TASK:
State how many lines hold the string "JSON". Give the number and nothing else.

"""

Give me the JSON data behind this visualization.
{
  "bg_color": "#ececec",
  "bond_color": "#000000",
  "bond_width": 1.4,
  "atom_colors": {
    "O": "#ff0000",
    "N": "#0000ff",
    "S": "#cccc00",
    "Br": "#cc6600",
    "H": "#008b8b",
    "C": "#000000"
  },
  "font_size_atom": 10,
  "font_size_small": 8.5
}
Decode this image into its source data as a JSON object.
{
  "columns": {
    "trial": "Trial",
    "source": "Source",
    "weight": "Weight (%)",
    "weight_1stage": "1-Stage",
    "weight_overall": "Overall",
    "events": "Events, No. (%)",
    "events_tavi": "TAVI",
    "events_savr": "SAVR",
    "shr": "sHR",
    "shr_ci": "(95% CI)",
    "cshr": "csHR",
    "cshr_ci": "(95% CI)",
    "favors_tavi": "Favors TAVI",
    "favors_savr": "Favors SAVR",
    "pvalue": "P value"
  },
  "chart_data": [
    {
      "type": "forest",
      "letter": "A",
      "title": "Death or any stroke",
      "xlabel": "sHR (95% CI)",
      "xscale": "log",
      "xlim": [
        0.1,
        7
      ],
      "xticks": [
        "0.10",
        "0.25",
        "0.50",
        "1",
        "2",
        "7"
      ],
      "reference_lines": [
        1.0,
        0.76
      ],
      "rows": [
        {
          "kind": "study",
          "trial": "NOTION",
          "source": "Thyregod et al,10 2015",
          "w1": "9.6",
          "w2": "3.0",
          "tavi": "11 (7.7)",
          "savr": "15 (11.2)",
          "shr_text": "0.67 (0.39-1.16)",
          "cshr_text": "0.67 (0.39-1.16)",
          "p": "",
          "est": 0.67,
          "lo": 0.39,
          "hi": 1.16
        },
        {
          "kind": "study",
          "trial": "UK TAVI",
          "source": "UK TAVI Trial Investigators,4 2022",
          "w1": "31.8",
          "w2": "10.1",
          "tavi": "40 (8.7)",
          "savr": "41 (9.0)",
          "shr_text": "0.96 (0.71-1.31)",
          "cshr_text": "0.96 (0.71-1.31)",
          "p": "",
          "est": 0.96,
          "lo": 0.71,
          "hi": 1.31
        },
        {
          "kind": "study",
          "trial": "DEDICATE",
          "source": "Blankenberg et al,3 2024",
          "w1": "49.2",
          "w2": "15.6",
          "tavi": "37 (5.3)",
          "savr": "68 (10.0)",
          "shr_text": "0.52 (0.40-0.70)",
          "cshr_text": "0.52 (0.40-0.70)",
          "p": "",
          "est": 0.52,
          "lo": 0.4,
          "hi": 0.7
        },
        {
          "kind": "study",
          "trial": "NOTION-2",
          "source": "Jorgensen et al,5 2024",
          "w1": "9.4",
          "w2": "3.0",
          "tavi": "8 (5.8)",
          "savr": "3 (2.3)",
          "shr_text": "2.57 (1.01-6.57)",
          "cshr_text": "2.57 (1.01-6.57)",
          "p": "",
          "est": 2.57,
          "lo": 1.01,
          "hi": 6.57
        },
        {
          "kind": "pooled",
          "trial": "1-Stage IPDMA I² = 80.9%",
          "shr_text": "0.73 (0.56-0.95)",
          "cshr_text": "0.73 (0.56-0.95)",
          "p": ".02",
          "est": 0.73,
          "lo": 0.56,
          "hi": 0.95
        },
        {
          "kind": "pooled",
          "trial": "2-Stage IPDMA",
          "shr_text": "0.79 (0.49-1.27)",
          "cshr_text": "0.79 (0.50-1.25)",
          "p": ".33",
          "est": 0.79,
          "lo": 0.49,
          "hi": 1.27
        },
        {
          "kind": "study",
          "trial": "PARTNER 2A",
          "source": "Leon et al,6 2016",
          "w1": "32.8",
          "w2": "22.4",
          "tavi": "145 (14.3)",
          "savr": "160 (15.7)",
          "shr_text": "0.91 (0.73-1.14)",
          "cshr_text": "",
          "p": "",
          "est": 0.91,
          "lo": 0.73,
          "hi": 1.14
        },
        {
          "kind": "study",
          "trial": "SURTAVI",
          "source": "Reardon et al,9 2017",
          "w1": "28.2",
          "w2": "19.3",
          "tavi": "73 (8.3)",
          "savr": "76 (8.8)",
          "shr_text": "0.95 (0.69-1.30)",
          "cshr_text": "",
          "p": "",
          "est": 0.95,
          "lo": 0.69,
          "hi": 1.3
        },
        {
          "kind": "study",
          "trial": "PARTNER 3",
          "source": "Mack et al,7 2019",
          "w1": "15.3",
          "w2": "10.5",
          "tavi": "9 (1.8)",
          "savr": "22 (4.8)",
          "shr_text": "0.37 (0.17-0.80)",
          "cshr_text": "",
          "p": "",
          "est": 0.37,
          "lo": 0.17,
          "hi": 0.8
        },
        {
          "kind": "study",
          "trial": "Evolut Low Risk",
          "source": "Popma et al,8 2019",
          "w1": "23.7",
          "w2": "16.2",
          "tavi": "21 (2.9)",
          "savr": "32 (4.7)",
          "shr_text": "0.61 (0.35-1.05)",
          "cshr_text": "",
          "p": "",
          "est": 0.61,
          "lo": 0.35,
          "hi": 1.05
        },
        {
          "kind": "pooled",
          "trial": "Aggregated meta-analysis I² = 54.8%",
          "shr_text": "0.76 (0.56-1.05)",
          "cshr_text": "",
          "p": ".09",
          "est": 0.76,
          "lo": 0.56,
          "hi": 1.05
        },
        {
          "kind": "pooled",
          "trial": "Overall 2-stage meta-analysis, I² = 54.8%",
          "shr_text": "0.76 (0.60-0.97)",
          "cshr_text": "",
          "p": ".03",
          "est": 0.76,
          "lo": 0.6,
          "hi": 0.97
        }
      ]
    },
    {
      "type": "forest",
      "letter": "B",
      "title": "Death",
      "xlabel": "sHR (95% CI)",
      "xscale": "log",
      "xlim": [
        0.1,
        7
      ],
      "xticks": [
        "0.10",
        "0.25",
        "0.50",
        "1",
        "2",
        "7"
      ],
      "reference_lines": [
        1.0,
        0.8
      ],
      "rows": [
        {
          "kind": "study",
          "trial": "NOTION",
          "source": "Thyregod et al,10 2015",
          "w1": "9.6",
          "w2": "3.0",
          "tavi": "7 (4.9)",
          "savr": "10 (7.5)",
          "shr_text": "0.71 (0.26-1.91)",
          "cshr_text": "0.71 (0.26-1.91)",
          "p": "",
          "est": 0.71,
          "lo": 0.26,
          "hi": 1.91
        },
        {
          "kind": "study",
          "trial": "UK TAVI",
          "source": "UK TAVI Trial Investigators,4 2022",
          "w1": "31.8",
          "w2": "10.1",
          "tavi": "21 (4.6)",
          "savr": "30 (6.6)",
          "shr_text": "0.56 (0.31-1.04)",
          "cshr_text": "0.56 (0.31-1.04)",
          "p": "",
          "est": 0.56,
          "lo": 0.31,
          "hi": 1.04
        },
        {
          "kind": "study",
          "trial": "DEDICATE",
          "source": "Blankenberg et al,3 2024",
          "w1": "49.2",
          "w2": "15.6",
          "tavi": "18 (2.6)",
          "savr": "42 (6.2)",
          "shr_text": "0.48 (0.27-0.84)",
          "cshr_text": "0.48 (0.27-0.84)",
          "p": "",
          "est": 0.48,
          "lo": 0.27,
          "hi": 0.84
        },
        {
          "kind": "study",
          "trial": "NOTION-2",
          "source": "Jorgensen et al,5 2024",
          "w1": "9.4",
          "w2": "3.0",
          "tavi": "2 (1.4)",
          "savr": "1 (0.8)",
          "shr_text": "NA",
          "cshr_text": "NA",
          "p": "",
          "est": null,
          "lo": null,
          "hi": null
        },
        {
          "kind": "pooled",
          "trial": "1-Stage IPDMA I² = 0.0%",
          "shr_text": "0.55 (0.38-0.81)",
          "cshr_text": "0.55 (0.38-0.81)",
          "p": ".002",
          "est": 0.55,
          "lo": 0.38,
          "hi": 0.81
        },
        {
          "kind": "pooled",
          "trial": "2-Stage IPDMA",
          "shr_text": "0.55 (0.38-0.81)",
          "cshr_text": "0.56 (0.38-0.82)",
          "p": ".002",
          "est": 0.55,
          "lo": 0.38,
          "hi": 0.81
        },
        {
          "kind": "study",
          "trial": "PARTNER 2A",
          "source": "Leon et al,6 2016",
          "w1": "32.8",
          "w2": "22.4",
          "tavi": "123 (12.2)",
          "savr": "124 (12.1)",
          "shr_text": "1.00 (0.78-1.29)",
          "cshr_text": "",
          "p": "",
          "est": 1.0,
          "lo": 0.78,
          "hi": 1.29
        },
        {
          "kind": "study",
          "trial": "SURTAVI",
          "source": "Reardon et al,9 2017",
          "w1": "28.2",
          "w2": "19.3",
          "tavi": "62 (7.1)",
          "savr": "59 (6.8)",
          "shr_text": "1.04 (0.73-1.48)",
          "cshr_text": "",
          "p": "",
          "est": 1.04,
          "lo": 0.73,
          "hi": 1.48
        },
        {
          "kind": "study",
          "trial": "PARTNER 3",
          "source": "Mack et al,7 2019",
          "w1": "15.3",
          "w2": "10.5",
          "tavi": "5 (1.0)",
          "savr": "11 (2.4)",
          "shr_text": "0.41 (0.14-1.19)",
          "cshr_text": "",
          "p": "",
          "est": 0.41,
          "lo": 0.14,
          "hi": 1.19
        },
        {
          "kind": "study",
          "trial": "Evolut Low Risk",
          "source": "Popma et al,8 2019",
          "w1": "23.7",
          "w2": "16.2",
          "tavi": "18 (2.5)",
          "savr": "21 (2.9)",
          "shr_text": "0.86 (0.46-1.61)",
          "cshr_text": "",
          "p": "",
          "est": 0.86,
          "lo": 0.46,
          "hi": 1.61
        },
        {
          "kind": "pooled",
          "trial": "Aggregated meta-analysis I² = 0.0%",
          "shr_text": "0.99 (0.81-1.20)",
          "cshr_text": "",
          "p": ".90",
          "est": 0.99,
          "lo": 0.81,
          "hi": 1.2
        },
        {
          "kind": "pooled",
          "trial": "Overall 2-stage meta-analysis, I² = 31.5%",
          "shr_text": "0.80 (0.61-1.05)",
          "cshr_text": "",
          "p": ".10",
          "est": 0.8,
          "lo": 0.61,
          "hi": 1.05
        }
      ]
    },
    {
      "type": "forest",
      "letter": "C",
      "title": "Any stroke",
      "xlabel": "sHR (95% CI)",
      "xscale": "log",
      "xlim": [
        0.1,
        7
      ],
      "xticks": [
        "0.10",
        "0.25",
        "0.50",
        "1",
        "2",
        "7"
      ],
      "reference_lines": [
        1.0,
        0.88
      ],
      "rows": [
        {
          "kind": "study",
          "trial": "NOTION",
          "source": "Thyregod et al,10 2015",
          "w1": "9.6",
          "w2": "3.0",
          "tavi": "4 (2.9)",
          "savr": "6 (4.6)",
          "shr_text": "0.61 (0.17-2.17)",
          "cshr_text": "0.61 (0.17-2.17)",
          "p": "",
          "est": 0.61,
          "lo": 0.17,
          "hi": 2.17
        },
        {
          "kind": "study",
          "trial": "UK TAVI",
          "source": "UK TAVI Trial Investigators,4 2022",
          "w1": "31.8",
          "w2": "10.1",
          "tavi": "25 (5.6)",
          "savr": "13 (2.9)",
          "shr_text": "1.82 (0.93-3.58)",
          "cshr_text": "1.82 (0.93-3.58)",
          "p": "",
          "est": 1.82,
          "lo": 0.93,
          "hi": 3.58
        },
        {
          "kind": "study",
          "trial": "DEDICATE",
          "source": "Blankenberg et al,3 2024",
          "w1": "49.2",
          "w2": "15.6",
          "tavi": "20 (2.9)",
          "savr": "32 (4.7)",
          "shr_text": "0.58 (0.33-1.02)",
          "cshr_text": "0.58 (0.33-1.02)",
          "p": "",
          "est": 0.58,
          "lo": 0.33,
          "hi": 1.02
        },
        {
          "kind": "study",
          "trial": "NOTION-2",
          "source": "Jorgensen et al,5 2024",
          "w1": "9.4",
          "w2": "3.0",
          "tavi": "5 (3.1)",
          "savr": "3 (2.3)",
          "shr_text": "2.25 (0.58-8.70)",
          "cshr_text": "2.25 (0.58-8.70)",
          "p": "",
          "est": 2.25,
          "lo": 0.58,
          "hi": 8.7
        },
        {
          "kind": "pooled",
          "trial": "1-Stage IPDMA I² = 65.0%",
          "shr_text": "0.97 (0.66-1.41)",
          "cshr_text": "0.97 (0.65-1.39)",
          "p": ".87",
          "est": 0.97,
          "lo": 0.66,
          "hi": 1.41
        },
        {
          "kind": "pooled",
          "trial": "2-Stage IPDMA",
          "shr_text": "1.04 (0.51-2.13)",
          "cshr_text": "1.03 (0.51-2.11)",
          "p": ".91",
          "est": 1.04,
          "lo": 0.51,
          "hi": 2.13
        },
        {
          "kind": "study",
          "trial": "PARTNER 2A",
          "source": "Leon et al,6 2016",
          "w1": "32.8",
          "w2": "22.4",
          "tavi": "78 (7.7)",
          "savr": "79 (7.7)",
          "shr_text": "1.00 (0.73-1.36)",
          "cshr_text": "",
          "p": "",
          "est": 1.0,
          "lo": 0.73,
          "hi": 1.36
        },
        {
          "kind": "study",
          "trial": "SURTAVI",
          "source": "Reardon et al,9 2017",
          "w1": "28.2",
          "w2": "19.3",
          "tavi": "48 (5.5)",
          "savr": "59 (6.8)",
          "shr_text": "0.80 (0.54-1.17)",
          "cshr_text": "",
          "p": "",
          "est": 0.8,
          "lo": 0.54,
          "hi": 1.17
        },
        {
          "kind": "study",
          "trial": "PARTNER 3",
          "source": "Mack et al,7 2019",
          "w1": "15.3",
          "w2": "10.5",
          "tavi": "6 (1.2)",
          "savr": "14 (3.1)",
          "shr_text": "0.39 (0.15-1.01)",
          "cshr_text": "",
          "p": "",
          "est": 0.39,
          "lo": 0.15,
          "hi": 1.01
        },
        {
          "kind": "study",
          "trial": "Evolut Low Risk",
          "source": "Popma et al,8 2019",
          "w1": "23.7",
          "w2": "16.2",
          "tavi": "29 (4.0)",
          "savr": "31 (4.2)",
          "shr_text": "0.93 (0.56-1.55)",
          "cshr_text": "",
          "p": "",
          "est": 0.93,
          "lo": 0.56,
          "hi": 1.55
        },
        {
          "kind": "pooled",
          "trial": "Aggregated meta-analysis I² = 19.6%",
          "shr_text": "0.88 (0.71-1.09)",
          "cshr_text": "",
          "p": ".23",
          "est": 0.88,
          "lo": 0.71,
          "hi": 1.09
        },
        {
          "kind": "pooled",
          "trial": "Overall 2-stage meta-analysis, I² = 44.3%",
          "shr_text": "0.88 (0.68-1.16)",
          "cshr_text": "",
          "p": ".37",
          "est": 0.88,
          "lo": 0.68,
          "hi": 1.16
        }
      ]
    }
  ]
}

"""

ANSWER TO THE TASK:
2